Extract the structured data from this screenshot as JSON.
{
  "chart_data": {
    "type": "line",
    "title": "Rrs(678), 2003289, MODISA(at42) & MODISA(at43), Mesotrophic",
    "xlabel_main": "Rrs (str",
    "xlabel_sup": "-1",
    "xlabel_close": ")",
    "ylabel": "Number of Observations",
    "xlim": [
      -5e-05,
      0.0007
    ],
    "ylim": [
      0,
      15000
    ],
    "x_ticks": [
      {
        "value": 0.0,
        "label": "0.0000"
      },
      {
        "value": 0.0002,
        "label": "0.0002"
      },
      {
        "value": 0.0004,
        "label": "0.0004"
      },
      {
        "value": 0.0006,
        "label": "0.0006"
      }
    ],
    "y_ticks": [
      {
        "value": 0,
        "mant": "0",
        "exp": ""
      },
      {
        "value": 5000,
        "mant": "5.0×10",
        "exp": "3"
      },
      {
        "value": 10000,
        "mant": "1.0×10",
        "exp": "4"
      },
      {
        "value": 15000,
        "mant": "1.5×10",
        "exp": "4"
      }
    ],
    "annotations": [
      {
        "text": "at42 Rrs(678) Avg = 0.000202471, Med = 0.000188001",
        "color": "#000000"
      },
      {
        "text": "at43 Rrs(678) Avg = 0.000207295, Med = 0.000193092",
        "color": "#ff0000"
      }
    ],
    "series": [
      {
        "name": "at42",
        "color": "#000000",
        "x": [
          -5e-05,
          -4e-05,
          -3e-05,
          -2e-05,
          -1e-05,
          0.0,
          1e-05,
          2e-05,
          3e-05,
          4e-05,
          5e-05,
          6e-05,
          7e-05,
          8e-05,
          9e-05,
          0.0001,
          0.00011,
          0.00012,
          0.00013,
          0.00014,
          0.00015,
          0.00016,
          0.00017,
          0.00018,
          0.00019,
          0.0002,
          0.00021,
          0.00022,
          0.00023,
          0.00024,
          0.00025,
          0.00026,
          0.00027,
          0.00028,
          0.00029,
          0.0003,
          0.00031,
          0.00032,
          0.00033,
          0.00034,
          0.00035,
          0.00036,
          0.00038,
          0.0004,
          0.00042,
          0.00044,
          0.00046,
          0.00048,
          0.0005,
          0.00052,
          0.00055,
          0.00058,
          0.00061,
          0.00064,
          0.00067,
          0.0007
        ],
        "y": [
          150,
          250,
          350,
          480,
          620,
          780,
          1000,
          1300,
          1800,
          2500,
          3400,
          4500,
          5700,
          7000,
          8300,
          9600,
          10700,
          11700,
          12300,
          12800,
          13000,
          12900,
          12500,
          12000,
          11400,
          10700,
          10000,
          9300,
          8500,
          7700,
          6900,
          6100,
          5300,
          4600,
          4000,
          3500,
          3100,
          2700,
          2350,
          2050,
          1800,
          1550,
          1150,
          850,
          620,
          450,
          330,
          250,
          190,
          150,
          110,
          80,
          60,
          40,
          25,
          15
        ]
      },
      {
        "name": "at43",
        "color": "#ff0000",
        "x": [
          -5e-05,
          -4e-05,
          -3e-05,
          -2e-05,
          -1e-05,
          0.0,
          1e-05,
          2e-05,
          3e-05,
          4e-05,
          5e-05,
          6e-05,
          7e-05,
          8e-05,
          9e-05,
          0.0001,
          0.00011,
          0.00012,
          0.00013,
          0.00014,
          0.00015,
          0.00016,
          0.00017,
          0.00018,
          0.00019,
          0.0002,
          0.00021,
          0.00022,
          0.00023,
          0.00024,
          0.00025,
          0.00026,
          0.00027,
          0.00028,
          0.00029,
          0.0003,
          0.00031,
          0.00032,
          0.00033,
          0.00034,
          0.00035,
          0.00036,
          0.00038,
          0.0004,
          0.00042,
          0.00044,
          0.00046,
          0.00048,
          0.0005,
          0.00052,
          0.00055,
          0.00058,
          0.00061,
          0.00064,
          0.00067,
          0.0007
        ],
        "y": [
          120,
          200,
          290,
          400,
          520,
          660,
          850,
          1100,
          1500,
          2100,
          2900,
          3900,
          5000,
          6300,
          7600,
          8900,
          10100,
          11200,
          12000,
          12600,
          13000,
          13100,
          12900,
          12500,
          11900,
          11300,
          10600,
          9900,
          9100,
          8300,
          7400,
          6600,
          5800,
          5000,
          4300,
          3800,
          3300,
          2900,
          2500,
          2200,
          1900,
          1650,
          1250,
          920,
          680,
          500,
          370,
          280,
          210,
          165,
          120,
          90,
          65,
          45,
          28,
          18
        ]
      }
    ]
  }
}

--- --- ---

* _Your task_: Retype all of the entries precisely as they are.

* _Finished exercise_:
Extract the structured data from this screenshot as JSON.
{
  "chart_data": {
    "type": "line",
    "title": "Rrs(678), 2003289, MODISA(at42) & MODISA(at43), Mesotrophic",
    "xlabel_main": "Rrs (str",
    "xlabel_sup": "-1",
    "xlabel_close": ")",
    "ylabel": "Number of Observations",
    "xlim": [
      -5e-05,
      0.0007
    ],
    "ylim": [
      0,
      15000
    ],
    "x_ticks": [
      {
        "value": 0.0,
        "label": "0.0000"
      },
      {
        "value": 0.0002,
        "label": "0.0002"
      },
      {
        "value": 0.0004,
        "label": "0.0004"
      },
      {
        "value": 0.0006,
        "label": "0.0006"
      }
    ],
    "y_ticks": [
      {
        "value": 0,
        "mant": "0",
        "exp": ""
      },
      {
        "value": 5000,
        "mant": "5.0×10",
        "exp": "3"
      },
      {
        "value": 10000,
        "mant": "1.0×10",
        "exp": "4"
      },
      {
        "value": 15000,
        "mant": "1.5×10",
        "exp": "4"
      }
    ],
    "annotations": [
      {
        "text": "at42 Rrs(678) Avg = 0.000202471, Med = 0.000188001",
        "color": "#000000"
      },
      {
        "text": "at43 Rrs(678) Avg = 0.000207295, Med = 0.000193092",
        "color": "#ff0000"
      }
    ],
    "series": [
      {
        "name": "at42",
        "color": "#000000",
        "x": [
          -5e-05,
          -4e-05,
          -3e-05,
          -2e-05,
          -1e-05,
          0.0,
          1e-05,
          2e-05,
          3e-05,
          4e-05,
          5e-05,
          6e-05,
          7e-05,
          8e-05,
          9e-05,
          0.0001,
          0.00011,
          0.00012,
          0.00013,
          0.00014,
          0.00015,
          0.00016,
          0.00017,
          0.00018,
          0.00019,
          0.0002,
          0.00021,
          0.00022,
          0.00023,
          0.00024,
          0.00025,
          0.00026,
          0.00027,
          0.00028,
          0.00029,
          0.0003,
          0.00031,
          0.00032,
          0.00033,
          0.00034,
          0.00035,
          0.00036,
          0.00038,
          0.0004,
          0.00042,
          0.00044,
          0.00046,
          0.00048,
          0.0005,
          0.00052,
          0.00055,
          0.00058,
          0.00061,
          0.00064,
          0.00067,
          0.0007
        ],
        "y": [
          150,
          250,
          350,
          480,
          620,
          780,
          1000,
          1300,
          1800,
          2500,
          3400,
          4500,
          5700,
          7000,
          8300,
          9600,
          10700,
          11700,
          12300,
          12800,
          13000,
          12900,
          12500,
          12000,
          11400,
          10700,
          10000,
          9300,
          8500,
          7700,
          6900,
          6100,
          5300,
          4600,
          4000,
          3500,
          3100,
          2700,
          2350,
          2050,
          1800,
          1550,
          1150,
          850,
          620,
          450,
          330,
          250,
          190,
          150,
          110,
          80,
          60,
          40,
          25,
          15
        ]
      },
      {
        "name": "at43",
        "color": "#ff0000",
        "x": [
          -5e-05,
          -4e-05,
          -3e-05,
          -2e-05,
          -1e-05,
          0.0,
          1e-05,
          2e-05,
          3e-05,
          4e-05,
          5e-05,
          6e-05,
          7e-05,
          8e-05,
          9e-05,
          0.0001,
          0.00011,
          0.00012,
          0.00013,
          0.00014,
          0.00015,
          0.00016,
          0.00017,
          0.00018,
          0.00019,
          0.0002,
          0.00021,
          0.00022,
          0.00023,
          0.00024,
          0.00025,
          0.00026,
          0.00027,
          0.00028,
          0.00029,
          0.0003,
          0.00031,
          0.00032,
          0.00033,
          0.00034,
          0.00035,
          0.00036,
          0.00038,
          0.0004,
          0.00042,
          0.00044,
          0.00046,
          0.00048,
          0.0005,
          0.00052,
          0.00055,
          0.00058,
          0.00061,
          0.00064,
          0.00067,
          0.0007
        ],
        "y": [
          120,
          200,
          290,
          400,
          520,
          660,
          850,
          1100,
          1500,
          2100,
          2900,
          3900,
          5000,
          6300,
          7600,
          8900,
          10100,
          11200,
          12000,
          12600,
          13000,
          13100,
          12900,
          12500,
          11900,
          11300,
          10600,
          9900,
          9100,
          8300,
          7400,
          6600,
          5800,
          5000,
          4300,
          3800,
          3300,
          2900,
          2500,
          2200,
          1900,
          1650,
          1250,
          920,
          680,
          500,
          370,
          280,
          210,
          165,
          120,
          90,
          65,
          45,
          28,
          18
        ]
      }
    ]
  }
}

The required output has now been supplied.